**WORKING DATA**
==================================================

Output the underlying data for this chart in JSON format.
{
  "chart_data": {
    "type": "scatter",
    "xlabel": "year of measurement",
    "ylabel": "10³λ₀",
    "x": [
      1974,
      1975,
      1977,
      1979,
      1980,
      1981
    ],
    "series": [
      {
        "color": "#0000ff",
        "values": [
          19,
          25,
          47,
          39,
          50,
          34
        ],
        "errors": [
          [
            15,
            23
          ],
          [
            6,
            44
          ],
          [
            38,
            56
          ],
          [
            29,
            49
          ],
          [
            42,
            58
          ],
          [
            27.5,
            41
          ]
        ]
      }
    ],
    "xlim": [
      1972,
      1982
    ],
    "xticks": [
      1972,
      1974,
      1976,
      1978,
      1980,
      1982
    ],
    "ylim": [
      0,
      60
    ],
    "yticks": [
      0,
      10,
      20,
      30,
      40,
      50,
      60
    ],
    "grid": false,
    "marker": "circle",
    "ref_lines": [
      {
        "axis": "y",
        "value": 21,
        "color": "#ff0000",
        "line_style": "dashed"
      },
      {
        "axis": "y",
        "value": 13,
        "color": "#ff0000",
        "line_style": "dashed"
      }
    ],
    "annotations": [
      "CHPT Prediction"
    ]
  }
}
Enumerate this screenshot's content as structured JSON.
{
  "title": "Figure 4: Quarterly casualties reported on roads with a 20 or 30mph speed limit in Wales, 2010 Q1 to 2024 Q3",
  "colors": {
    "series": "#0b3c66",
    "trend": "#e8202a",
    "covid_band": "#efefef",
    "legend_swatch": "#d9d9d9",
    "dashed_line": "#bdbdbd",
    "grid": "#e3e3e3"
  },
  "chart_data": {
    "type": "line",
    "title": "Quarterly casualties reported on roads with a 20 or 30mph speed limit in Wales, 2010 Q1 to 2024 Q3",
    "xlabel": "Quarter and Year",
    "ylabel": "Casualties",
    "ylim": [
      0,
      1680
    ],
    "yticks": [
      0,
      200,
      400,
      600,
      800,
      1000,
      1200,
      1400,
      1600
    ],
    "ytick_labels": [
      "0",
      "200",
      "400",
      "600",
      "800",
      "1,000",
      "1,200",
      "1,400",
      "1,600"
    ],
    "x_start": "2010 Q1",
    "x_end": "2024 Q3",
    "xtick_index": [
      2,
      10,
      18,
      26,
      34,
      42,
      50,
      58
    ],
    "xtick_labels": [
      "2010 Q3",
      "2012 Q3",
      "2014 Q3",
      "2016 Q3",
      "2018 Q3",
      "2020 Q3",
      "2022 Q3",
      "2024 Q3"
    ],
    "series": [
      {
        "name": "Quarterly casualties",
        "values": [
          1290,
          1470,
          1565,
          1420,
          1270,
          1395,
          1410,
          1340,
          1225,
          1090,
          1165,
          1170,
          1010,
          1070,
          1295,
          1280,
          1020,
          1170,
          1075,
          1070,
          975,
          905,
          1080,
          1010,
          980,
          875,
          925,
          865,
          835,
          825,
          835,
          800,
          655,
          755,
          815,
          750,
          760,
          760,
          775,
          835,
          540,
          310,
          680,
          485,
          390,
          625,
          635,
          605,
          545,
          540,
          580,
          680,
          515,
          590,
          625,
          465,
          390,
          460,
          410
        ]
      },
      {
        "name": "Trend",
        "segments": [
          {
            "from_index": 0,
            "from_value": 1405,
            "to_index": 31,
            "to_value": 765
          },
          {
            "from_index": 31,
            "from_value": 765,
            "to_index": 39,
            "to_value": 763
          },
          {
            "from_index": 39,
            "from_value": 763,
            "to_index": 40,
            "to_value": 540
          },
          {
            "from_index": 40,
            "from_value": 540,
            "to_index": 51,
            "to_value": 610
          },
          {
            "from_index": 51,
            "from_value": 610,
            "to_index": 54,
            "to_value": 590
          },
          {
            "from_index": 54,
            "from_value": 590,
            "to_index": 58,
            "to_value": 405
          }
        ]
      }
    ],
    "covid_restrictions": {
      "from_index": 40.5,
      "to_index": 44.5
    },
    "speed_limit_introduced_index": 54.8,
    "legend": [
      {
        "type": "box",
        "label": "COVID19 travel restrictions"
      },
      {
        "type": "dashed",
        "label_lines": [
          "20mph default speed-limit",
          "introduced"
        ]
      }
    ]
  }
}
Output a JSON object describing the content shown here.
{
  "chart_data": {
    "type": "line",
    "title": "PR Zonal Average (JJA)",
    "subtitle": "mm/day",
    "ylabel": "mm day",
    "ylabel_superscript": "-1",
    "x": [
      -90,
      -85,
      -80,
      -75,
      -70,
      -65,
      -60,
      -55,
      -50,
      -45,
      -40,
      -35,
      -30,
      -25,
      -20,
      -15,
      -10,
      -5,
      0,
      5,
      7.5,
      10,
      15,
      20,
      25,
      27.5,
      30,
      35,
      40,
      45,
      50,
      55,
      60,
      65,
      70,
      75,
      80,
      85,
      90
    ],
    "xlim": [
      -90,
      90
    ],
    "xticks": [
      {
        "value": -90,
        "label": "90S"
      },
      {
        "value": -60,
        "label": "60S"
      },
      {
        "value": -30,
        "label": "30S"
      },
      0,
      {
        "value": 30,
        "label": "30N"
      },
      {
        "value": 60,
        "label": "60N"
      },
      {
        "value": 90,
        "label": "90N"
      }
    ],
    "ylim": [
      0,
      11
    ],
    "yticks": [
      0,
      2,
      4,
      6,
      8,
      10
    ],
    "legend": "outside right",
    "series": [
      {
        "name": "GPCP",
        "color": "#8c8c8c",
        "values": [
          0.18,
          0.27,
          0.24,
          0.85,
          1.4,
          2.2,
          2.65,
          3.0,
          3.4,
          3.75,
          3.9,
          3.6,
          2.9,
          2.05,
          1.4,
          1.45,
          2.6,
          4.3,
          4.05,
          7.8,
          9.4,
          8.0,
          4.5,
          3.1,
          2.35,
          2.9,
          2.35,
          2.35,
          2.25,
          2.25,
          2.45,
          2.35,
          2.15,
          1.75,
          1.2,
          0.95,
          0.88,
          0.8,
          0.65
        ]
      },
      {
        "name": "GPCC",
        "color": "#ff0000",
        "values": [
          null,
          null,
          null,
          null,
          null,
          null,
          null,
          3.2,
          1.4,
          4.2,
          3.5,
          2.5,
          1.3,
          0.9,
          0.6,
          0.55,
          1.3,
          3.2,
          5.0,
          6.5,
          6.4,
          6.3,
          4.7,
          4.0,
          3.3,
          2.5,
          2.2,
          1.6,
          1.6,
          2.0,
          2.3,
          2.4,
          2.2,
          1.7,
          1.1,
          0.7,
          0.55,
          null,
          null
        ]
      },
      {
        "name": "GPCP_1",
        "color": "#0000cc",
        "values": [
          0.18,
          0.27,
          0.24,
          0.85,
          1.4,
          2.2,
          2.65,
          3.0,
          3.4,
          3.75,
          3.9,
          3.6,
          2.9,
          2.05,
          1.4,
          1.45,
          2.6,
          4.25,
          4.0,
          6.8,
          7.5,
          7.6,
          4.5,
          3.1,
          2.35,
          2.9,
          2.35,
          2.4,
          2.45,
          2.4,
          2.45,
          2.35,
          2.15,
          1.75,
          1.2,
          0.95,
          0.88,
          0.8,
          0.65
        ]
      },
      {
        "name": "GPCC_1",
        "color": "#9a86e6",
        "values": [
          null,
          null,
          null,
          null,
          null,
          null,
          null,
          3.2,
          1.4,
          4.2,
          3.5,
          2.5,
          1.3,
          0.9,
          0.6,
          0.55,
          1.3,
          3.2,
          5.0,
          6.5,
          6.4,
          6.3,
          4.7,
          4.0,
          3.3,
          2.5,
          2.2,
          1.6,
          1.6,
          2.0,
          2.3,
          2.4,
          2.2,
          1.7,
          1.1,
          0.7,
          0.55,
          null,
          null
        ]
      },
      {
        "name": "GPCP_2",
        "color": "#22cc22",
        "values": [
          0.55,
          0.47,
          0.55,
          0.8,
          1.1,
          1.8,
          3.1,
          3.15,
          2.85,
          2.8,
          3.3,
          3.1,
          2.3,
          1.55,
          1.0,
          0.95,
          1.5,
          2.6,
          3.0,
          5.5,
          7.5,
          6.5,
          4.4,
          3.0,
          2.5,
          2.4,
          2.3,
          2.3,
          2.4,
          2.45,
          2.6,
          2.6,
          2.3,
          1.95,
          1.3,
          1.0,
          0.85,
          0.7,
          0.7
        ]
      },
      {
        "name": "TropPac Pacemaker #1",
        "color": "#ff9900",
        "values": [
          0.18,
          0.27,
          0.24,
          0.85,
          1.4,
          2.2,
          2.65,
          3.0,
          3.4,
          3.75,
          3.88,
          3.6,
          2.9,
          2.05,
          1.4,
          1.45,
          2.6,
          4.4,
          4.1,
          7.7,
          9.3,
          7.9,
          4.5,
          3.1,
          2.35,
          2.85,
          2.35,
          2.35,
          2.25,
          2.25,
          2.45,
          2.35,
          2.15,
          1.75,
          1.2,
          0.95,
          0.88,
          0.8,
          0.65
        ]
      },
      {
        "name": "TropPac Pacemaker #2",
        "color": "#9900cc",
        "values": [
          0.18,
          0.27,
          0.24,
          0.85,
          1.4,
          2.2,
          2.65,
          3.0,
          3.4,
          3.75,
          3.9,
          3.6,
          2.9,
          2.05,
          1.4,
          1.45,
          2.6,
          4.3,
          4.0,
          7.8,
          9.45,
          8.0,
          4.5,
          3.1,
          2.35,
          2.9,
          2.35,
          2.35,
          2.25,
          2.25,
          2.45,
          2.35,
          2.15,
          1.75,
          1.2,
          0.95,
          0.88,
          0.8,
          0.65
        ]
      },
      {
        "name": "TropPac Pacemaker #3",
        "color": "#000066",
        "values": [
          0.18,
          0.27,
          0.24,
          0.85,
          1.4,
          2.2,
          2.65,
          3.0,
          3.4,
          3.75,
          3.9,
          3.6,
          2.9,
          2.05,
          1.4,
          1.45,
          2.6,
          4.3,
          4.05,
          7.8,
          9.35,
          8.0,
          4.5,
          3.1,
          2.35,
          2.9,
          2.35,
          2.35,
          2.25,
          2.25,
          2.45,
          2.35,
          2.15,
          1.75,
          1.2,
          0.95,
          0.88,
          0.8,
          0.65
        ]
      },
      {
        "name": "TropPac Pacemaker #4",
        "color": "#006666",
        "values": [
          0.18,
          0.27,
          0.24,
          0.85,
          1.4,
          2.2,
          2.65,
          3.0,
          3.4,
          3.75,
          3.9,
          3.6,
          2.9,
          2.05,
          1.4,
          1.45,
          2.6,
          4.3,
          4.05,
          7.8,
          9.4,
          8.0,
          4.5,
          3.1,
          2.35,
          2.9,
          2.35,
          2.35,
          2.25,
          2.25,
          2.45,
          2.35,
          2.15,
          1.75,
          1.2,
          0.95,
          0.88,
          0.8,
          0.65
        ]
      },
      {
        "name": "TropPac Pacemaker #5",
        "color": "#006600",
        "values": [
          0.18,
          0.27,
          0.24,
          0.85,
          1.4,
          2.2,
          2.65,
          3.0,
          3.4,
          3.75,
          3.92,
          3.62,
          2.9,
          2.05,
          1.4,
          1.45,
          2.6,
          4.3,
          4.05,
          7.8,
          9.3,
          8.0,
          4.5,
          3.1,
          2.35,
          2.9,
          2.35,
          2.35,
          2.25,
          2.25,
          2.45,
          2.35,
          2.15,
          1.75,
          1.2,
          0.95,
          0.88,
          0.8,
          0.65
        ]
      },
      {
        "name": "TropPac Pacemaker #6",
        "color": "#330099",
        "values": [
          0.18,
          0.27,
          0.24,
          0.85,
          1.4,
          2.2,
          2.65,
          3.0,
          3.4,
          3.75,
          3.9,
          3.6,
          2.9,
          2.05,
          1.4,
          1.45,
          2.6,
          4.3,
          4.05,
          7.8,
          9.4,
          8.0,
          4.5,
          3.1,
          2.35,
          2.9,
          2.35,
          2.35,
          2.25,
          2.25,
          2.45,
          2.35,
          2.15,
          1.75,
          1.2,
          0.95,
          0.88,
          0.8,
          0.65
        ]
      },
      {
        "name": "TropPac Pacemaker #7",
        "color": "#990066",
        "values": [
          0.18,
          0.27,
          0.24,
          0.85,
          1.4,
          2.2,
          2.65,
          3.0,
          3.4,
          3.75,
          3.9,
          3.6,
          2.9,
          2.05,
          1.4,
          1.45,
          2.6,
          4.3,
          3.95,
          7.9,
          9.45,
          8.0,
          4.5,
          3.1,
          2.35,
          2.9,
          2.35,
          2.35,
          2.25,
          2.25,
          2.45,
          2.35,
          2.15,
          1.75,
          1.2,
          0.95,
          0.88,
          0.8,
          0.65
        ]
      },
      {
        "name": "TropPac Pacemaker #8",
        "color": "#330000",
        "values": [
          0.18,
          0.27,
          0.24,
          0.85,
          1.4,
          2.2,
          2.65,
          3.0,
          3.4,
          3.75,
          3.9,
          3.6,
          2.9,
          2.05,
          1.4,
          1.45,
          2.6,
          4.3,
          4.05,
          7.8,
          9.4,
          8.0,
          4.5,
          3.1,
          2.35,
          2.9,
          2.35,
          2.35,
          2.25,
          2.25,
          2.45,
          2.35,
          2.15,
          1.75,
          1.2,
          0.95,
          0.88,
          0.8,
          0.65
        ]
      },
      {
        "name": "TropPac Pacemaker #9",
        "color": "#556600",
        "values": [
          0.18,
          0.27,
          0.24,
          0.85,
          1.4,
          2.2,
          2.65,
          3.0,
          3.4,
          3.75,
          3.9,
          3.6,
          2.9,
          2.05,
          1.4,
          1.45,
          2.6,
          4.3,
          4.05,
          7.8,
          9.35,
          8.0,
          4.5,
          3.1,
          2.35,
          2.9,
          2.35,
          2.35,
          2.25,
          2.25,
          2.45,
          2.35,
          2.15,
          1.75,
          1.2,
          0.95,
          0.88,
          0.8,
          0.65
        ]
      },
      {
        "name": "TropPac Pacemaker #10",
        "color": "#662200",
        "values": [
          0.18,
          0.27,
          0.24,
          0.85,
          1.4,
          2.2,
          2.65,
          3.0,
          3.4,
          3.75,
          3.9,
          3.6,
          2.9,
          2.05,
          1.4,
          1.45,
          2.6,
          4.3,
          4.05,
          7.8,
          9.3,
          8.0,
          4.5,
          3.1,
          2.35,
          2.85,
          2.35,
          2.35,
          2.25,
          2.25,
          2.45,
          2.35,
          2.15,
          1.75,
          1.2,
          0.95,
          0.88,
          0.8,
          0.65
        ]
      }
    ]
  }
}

==================================================

**EXERCISE AIM**
Collect each line of the entries that has the word "content", copying it in full.

**RESULT BELOW**
Enumerate this screenshot's content as structured JSON.
Output a JSON object describing the content shown here.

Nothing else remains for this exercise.